* [PROVIDED RECORDS]:
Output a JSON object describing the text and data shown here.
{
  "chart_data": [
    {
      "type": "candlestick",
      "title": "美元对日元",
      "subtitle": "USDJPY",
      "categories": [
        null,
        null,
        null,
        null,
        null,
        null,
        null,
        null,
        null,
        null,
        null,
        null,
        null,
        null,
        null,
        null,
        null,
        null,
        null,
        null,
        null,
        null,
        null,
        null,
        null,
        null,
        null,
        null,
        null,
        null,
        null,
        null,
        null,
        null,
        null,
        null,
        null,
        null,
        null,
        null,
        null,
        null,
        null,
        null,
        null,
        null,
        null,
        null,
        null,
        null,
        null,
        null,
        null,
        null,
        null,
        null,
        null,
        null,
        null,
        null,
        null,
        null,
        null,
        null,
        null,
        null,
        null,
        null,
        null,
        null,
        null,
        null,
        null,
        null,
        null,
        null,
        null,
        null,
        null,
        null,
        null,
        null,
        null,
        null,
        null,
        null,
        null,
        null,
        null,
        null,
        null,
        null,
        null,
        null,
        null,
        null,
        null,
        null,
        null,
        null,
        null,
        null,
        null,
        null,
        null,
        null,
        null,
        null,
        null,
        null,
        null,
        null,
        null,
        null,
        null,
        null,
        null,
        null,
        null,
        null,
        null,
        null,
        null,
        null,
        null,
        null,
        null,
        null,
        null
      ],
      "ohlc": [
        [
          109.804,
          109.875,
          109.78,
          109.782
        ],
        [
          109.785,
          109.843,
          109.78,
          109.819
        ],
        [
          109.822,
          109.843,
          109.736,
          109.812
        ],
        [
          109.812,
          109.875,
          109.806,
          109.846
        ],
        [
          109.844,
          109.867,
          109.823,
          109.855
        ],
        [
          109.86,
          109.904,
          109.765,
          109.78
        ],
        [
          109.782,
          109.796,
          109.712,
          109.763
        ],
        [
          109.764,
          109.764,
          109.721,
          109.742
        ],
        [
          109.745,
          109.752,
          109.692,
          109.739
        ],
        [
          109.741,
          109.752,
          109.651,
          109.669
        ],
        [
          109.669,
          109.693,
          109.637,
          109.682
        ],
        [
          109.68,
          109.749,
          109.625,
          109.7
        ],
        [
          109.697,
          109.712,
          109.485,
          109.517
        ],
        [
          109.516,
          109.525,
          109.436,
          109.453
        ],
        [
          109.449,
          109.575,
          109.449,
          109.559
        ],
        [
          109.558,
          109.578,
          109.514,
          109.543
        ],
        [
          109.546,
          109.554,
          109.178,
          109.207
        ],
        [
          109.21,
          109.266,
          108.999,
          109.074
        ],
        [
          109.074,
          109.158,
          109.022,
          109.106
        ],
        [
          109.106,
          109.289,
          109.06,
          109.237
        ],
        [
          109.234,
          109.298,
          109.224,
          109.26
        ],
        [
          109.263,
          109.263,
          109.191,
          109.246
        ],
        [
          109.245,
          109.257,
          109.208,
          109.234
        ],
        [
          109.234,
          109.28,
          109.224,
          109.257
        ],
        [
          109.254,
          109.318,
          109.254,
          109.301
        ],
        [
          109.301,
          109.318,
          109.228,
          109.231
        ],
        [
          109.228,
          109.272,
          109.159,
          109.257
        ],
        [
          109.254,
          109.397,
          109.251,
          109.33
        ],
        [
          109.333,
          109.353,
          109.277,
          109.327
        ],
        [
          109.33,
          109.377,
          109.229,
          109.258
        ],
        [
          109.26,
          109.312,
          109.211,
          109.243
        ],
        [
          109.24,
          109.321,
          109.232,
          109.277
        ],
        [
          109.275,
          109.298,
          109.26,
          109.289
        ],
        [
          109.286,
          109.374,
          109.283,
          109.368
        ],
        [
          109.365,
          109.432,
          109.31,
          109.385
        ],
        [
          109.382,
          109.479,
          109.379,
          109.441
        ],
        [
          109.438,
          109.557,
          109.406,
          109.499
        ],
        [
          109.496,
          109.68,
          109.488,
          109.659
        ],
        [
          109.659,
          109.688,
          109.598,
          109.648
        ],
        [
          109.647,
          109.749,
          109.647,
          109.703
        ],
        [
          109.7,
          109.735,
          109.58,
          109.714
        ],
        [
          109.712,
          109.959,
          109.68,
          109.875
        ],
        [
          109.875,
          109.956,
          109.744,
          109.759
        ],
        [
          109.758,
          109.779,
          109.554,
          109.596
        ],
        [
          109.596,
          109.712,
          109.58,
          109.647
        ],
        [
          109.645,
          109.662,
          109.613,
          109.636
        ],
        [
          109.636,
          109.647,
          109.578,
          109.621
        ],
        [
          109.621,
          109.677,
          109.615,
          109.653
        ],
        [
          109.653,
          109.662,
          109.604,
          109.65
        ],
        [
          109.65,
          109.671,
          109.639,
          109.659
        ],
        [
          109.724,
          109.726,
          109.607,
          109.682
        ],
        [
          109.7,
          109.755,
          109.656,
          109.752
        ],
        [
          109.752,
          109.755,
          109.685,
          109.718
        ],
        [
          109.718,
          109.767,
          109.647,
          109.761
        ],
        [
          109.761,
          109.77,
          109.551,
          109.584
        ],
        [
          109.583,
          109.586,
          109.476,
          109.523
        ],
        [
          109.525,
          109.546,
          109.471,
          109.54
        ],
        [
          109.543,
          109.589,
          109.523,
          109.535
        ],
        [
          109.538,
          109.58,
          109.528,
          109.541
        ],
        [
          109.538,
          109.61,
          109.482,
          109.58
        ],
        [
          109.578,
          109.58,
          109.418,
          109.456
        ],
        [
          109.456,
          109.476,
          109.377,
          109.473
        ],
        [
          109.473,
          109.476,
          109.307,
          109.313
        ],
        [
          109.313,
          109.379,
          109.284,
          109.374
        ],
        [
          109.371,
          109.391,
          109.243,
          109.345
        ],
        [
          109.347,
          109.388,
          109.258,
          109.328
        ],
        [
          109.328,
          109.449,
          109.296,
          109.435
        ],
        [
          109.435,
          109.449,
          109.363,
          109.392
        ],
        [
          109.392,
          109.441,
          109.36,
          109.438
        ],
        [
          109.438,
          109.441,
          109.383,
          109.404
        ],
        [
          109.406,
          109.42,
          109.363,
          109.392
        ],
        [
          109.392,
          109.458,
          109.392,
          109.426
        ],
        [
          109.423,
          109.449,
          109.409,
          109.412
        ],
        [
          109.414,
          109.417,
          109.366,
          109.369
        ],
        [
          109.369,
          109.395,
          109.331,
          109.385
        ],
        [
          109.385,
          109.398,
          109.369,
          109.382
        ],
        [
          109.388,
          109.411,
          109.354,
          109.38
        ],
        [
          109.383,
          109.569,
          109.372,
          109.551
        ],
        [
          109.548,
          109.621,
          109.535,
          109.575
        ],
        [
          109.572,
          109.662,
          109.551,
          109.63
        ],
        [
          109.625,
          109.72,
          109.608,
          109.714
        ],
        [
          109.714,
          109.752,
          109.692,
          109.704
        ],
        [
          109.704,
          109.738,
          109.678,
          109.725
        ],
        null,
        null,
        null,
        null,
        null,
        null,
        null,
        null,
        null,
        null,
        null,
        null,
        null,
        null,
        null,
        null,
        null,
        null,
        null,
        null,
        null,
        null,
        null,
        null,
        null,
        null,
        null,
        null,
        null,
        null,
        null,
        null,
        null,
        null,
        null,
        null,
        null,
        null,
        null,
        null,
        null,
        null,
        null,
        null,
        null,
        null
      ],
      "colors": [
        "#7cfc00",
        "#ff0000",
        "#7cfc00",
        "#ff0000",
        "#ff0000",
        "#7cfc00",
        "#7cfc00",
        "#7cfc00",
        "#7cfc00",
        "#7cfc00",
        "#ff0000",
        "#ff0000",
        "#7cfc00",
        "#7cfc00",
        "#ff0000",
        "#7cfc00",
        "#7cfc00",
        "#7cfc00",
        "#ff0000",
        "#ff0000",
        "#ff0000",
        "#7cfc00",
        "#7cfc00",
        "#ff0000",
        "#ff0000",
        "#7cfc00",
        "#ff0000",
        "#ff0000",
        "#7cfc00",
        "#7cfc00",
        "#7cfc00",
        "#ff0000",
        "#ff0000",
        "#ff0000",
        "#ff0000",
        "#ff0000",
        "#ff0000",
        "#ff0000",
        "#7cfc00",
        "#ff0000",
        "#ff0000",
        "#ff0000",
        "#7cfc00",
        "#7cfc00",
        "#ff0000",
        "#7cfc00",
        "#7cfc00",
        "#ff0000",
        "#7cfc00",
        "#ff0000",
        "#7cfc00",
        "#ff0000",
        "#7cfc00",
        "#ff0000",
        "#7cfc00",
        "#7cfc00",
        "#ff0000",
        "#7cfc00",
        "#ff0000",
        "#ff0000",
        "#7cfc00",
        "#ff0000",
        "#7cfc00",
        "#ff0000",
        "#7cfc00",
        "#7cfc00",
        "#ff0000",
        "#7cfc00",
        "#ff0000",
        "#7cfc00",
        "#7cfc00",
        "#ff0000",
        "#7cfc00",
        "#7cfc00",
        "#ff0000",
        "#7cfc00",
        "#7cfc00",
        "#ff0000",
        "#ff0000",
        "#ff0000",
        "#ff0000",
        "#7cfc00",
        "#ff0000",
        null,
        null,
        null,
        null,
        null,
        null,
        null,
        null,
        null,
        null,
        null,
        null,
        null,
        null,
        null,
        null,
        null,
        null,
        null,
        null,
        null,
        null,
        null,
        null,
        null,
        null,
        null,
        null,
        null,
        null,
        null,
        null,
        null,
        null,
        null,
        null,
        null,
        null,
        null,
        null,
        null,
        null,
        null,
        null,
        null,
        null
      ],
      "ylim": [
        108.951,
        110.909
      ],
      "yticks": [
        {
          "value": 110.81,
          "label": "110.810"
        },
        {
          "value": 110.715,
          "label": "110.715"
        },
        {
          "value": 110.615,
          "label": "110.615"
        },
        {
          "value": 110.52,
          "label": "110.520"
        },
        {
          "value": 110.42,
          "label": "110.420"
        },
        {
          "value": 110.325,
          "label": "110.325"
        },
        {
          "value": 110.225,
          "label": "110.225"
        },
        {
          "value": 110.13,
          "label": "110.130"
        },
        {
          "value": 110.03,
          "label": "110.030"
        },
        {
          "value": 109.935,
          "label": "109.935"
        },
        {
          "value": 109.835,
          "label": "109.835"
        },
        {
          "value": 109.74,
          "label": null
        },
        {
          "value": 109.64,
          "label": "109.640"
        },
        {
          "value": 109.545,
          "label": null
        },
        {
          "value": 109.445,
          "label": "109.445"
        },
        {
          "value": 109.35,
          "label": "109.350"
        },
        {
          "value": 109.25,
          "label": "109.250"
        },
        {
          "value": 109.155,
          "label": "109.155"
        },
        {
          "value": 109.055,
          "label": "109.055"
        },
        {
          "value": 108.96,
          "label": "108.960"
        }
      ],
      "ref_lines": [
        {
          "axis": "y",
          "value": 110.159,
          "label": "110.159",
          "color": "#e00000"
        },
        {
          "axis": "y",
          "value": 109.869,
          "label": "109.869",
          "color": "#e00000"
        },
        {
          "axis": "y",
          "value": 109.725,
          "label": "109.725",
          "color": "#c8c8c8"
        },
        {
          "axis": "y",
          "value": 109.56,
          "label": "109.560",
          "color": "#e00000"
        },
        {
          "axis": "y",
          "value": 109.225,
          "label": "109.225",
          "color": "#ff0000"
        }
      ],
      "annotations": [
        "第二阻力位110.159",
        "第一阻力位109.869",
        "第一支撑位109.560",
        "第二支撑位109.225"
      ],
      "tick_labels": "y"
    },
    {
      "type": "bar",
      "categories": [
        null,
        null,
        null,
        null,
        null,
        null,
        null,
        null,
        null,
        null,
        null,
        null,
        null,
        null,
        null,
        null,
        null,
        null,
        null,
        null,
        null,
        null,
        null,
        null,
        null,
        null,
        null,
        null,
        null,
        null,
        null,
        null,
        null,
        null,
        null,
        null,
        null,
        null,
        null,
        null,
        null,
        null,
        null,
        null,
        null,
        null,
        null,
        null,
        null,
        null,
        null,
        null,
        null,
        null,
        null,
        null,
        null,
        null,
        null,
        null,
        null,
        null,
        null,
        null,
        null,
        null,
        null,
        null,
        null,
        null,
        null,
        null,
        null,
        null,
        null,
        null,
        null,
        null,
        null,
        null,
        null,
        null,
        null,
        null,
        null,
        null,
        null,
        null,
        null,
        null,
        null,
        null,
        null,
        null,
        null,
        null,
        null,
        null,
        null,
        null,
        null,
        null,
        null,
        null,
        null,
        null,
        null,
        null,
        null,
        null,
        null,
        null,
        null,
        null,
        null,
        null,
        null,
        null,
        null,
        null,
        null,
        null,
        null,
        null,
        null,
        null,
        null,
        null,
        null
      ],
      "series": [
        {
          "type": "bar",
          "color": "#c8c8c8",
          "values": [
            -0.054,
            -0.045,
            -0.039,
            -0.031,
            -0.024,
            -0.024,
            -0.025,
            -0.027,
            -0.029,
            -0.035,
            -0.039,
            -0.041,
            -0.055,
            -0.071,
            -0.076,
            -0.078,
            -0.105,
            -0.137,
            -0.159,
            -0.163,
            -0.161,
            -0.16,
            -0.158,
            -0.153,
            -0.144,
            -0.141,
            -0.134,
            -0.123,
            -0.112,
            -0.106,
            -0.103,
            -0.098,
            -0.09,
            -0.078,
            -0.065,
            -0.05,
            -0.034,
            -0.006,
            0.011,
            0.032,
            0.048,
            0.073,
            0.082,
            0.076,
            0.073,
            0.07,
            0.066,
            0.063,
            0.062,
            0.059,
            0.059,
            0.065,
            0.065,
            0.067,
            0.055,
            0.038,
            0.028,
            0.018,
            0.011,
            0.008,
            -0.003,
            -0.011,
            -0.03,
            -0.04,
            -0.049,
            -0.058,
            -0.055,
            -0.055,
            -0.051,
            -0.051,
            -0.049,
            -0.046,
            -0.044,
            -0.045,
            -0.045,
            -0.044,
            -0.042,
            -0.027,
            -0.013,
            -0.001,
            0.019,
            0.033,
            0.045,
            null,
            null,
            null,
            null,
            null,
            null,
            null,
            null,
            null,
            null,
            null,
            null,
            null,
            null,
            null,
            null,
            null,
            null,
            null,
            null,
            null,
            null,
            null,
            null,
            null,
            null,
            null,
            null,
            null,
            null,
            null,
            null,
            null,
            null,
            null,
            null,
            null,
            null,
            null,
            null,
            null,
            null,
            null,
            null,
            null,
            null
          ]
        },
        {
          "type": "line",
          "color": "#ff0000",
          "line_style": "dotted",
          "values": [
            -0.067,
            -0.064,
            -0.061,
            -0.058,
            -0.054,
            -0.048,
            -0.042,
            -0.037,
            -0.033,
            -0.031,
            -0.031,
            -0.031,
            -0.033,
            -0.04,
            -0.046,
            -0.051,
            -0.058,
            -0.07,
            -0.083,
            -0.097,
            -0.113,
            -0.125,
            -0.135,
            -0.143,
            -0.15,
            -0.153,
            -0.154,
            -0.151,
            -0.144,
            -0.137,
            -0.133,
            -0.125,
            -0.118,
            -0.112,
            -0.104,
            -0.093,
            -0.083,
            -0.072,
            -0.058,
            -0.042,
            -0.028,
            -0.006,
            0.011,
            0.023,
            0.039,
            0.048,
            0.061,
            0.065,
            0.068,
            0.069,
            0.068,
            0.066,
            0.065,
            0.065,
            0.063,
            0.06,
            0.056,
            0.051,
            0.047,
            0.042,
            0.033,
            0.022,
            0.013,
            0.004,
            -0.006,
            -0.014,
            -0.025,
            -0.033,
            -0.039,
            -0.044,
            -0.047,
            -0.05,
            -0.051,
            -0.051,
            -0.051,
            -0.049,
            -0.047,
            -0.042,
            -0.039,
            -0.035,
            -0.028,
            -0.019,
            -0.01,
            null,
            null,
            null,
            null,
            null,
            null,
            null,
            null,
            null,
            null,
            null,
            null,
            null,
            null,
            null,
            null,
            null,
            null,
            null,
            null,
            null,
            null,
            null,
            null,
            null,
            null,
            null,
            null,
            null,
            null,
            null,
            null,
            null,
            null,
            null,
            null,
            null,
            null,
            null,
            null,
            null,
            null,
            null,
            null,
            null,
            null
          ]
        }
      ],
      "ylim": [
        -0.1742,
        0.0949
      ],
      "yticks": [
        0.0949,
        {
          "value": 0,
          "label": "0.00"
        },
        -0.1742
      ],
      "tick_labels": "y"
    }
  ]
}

* [SET TASK]: Note how many lines in the listing above hold the string "type", then give only that figure.

* [FULL SOLUTION]: 4